### Task prompt
Beginning with the line where "Type out the text in this image." appears, repeat every remaining line of the entries exactly, the last line included.

(Lines of data)
━━━━━━━━━━━━━━━━

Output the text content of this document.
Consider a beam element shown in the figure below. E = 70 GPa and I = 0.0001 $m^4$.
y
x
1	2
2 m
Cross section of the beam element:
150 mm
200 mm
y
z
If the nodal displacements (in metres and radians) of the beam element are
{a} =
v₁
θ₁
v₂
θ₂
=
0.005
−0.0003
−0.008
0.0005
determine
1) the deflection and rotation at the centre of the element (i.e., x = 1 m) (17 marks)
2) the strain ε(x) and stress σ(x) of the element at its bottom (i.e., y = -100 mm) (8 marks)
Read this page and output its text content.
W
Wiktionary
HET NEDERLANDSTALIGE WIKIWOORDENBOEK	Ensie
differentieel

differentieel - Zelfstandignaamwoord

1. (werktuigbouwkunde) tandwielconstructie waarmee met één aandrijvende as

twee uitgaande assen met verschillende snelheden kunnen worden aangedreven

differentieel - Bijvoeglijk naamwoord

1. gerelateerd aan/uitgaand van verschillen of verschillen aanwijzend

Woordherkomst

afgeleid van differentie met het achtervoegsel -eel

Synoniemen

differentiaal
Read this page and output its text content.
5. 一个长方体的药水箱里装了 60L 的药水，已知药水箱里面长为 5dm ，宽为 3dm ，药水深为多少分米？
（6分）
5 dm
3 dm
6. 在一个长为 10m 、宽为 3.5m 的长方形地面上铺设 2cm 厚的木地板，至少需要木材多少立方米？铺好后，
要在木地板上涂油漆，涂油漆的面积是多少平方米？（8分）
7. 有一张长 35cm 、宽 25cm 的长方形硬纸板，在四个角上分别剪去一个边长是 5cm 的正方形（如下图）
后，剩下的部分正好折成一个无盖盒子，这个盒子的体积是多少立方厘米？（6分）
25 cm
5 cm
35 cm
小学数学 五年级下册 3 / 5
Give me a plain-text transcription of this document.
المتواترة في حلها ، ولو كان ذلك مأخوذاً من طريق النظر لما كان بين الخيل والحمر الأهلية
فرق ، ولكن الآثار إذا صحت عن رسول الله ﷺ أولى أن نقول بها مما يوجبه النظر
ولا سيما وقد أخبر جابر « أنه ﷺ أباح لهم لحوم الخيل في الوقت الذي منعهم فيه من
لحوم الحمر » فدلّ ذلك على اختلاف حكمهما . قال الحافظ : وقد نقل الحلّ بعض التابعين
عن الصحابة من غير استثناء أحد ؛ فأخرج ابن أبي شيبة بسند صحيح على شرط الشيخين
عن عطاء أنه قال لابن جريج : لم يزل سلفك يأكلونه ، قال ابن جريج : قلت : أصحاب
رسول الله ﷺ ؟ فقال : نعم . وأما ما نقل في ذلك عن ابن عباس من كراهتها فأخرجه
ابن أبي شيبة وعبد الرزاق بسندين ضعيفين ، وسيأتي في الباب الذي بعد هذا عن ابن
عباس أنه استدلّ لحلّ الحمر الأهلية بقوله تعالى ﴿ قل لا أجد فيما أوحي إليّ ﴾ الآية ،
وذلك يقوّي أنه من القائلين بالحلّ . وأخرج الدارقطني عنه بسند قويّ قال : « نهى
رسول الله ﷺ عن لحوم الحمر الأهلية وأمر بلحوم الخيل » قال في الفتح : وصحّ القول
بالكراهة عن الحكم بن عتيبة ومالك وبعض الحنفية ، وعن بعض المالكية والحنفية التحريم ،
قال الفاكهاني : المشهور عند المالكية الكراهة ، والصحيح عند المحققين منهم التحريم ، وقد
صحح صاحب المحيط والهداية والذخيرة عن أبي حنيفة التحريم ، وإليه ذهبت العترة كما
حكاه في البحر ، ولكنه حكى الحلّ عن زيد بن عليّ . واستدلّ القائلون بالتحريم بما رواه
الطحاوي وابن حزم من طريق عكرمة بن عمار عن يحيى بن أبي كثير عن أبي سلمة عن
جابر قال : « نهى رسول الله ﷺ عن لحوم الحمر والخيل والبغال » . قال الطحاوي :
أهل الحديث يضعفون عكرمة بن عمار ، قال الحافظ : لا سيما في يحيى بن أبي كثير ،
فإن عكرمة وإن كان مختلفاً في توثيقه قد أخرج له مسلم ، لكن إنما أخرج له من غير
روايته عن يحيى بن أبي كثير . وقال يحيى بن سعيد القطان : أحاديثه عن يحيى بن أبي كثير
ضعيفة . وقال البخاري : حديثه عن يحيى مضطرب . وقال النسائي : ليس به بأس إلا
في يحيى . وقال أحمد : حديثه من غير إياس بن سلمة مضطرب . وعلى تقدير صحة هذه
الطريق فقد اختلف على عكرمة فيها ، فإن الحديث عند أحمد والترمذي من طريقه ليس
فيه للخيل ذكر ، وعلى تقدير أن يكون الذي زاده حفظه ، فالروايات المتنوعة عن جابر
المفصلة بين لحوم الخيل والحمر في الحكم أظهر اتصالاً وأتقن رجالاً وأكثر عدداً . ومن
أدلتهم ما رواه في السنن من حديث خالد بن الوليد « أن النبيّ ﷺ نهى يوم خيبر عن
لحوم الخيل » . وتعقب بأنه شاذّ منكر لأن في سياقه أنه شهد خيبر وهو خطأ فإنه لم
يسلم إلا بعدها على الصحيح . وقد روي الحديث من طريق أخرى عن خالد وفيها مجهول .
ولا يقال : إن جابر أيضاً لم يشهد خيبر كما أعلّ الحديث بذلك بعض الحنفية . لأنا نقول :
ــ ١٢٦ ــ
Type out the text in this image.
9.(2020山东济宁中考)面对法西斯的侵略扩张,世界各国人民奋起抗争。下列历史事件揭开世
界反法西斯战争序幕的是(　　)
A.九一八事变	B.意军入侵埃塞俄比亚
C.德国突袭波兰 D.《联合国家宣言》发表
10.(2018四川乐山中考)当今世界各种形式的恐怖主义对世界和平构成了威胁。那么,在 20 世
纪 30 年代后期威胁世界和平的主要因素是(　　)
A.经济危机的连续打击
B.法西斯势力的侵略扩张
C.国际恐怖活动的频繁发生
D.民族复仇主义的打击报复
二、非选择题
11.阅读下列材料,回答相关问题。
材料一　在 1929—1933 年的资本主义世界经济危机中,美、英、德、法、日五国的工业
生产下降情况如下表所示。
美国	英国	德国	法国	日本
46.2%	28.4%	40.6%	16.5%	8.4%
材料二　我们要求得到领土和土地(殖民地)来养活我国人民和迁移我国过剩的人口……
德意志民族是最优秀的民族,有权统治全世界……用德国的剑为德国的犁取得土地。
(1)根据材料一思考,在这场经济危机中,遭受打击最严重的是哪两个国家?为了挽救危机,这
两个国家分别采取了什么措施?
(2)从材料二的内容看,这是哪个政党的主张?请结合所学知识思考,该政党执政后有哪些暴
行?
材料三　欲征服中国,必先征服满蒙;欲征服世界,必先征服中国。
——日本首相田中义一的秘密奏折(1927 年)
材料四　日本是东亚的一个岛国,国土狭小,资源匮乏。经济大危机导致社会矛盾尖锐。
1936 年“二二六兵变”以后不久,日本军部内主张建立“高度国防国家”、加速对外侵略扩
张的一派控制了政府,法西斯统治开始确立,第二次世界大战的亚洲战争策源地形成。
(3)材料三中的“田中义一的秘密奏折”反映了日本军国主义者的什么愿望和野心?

━━━━━━━━━━━━━━━━

### Response to the task
Type out the text in this image.
9.(2020山东济宁中考)面对法西斯的侵略扩张,世界各国人民奋起抗争。下列历史事件揭开世
界反法西斯战争序幕的是(　　)
A.九一八事变	B.意军入侵埃塞俄比亚
C.德国突袭波兰 D.《联合国家宣言》发表
10.(2018四川乐山中考)当今世界各种形式的恐怖主义对世界和平构成了威胁。那么,在 20 世
纪 30 年代后期威胁世界和平的主要因素是(　　)
A.经济危机的连续打击
B.法西斯势力的侵略扩张
C.国际恐怖活动的频繁发生
D.民族复仇主义的打击报复
二、非选择题
11.阅读下列材料,回答相关问题。
材料一　在 1929—1933 年的资本主义世界经济危机中,美、英、德、法、日五国的工业
生产下降情况如下表所示。
美国	英国	德国	法国	日本
46.2%	28.4%	40.6%	16.5%	8.4%
材料二　我们要求得到领土和土地(殖民地)来养活我国人民和迁移我国过剩的人口……
德意志民族是最优秀的民族,有权统治全世界……用德国的剑为德国的犁取得土地。
(1)根据材料一思考,在这场经济危机中,遭受打击最严重的是哪两个国家?为了挽救危机,这
两个国家分别采取了什么措施?
(2)从材料二的内容看,这是哪个政党的主张?请结合所学知识思考,该政党执政后有哪些暴
行?
材料三　欲征服中国,必先征服满蒙;欲征服世界,必先征服中国。
——日本首相田中义一的秘密奏折(1927 年)
材料四　日本是东亚的一个岛国,国土狭小,资源匮乏。经济大危机导致社会矛盾尖锐。
1936 年“二二六兵变”以后不久,日本军部内主张建立“高度国防国家”、加速对外侵略扩
张的一派控制了政府,法西斯统治开始确立,第二次世界大战的亚洲战争策源地形成。
(3)材料三中的“田中义一的秘密奏折”反映了日本军国主义者的什么愿望和野心?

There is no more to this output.